The input >>
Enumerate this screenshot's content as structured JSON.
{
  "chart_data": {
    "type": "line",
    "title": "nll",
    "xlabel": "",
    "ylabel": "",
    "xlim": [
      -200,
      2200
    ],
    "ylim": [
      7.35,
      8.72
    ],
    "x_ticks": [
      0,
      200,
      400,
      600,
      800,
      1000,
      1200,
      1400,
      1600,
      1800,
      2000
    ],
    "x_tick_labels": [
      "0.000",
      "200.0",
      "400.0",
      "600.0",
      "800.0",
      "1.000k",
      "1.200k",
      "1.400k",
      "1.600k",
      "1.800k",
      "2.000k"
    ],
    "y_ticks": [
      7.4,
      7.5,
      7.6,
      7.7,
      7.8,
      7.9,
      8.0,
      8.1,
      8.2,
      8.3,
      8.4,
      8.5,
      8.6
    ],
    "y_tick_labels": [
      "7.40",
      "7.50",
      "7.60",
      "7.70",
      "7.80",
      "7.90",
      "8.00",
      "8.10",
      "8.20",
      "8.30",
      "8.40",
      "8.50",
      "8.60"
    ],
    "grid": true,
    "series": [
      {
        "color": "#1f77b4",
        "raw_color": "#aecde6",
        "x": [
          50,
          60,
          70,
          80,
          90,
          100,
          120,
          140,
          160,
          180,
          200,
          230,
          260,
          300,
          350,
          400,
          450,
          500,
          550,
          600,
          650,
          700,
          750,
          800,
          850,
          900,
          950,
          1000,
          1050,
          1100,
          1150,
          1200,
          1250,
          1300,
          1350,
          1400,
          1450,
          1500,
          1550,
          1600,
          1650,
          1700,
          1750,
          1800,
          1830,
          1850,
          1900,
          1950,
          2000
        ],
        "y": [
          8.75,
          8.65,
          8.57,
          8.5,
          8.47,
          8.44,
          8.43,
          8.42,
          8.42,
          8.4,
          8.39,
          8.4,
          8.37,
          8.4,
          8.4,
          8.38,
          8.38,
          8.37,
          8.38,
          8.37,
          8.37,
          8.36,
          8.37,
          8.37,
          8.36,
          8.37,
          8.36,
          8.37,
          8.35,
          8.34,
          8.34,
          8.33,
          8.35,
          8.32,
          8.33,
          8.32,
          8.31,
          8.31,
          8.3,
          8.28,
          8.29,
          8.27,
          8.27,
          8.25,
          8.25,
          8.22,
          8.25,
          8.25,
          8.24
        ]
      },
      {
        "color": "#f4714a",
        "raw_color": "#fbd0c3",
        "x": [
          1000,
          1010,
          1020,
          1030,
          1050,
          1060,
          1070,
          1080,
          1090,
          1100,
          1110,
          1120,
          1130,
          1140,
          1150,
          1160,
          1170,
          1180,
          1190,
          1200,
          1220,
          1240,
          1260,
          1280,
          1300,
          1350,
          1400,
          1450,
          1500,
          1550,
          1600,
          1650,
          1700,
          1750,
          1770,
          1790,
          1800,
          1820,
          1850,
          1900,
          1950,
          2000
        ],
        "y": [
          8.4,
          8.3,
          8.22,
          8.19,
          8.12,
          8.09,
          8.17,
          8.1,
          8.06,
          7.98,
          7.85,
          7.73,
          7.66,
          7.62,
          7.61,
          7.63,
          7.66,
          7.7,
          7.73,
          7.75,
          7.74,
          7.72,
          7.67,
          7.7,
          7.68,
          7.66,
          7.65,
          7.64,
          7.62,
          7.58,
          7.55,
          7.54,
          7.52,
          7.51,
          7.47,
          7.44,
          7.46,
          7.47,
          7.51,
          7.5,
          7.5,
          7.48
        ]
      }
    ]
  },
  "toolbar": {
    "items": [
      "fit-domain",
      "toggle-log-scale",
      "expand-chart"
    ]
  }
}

Exercise description >> Send back every record, precisely as written.

Correct output >>
Enumerate this screenshot's content as structured JSON.
{
  "chart_data": {
    "type": "line",
    "title": "nll",
    "xlabel": "",
    "ylabel": "",
    "xlim": [
      -200,
      2200
    ],
    "ylim": [
      7.35,
      8.72
    ],
    "x_ticks": [
      0,
      200,
      400,
      600,
      800,
      1000,
      1200,
      1400,
      1600,
      1800,
      2000
    ],
    "x_tick_labels": [
      "0.000",
      "200.0",
      "400.0",
      "600.0",
      "800.0",
      "1.000k",
      "1.200k",
      "1.400k",
      "1.600k",
      "1.800k",
      "2.000k"
    ],
    "y_ticks": [
      7.4,
      7.5,
      7.6,
      7.7,
      7.8,
      7.9,
      8.0,
      8.1,
      8.2,
      8.3,
      8.4,
      8.5,
      8.6
    ],
    "y_tick_labels": [
      "7.40",
      "7.50",
      "7.60",
      "7.70",
      "7.80",
      "7.90",
      "8.00",
      "8.10",
      "8.20",
      "8.30",
      "8.40",
      "8.50",
      "8.60"
    ],
    "grid": true,
    "series": [
      {
        "color": "#1f77b4",
        "raw_color": "#aecde6",
        "x": [
          50,
          60,
          70,
          80,
          90,
          100,
          120,
          140,
          160,
          180,
          200,
          230,
          260,
          300,
          350,
          400,
          450,
          500,
          550,
          600,
          650,
          700,
          750,
          800,
          850,
          900,
          950,
          1000,
          1050,
          1100,
          1150,
          1200,
          1250,
          1300,
          1350,
          1400,
          1450,
          1500,
          1550,
          1600,
          1650,
          1700,
          1750,
          1800,
          1830,
          1850,
          1900,
          1950,
          2000
        ],
        "y": [
          8.75,
          8.65,
          8.57,
          8.5,
          8.47,
          8.44,
          8.43,
          8.42,
          8.42,
          8.4,
          8.39,
          8.4,
          8.37,
          8.4,
          8.4,
          8.38,
          8.38,
          8.37,
          8.38,
          8.37,
          8.37,
          8.36,
          8.37,
          8.37,
          8.36,
          8.37,
          8.36,
          8.37,
          8.35,
          8.34,
          8.34,
          8.33,
          8.35,
          8.32,
          8.33,
          8.32,
          8.31,
          8.31,
          8.3,
          8.28,
          8.29,
          8.27,
          8.27,
          8.25,
          8.25,
          8.22,
          8.25,
          8.25,
          8.24
        ]
      },
      {
        "color": "#f4714a",
        "raw_color": "#fbd0c3",
        "x": [
          1000,
          1010,
          1020,
          1030,
          1050,
          1060,
          1070,
          1080,
          1090,
          1100,
          1110,
          1120,
          1130,
          1140,
          1150,
          1160,
          1170,
          1180,
          1190,
          1200,
          1220,
          1240,
          1260,
          1280,
          1300,
          1350,
          1400,
          1450,
          1500,
          1550,
          1600,
          1650,
          1700,
          1750,
          1770,
          1790,
          1800,
          1820,
          1850,
          1900,
          1950,
          2000
        ],
        "y": [
          8.4,
          8.3,
          8.22,
          8.19,
          8.12,
          8.09,
          8.17,
          8.1,
          8.06,
          7.98,
          7.85,
          7.73,
          7.66,
          7.62,
          7.61,
          7.63,
          7.66,
          7.7,
          7.73,
          7.75,
          7.74,
          7.72,
          7.67,
          7.7,
          7.68,
          7.66,
          7.65,
          7.64,
          7.62,
          7.58,
          7.55,
          7.54,
          7.52,
          7.51,
          7.47,
          7.44,
          7.46,
          7.47,
          7.51,
          7.5,
          7.5,
          7.48
        ]
      }
    ]
  },
  "toolbar": {
    "items": [
      "fit-domain",
      "toggle-log-scale",
      "expand-chart"
    ]
  }
}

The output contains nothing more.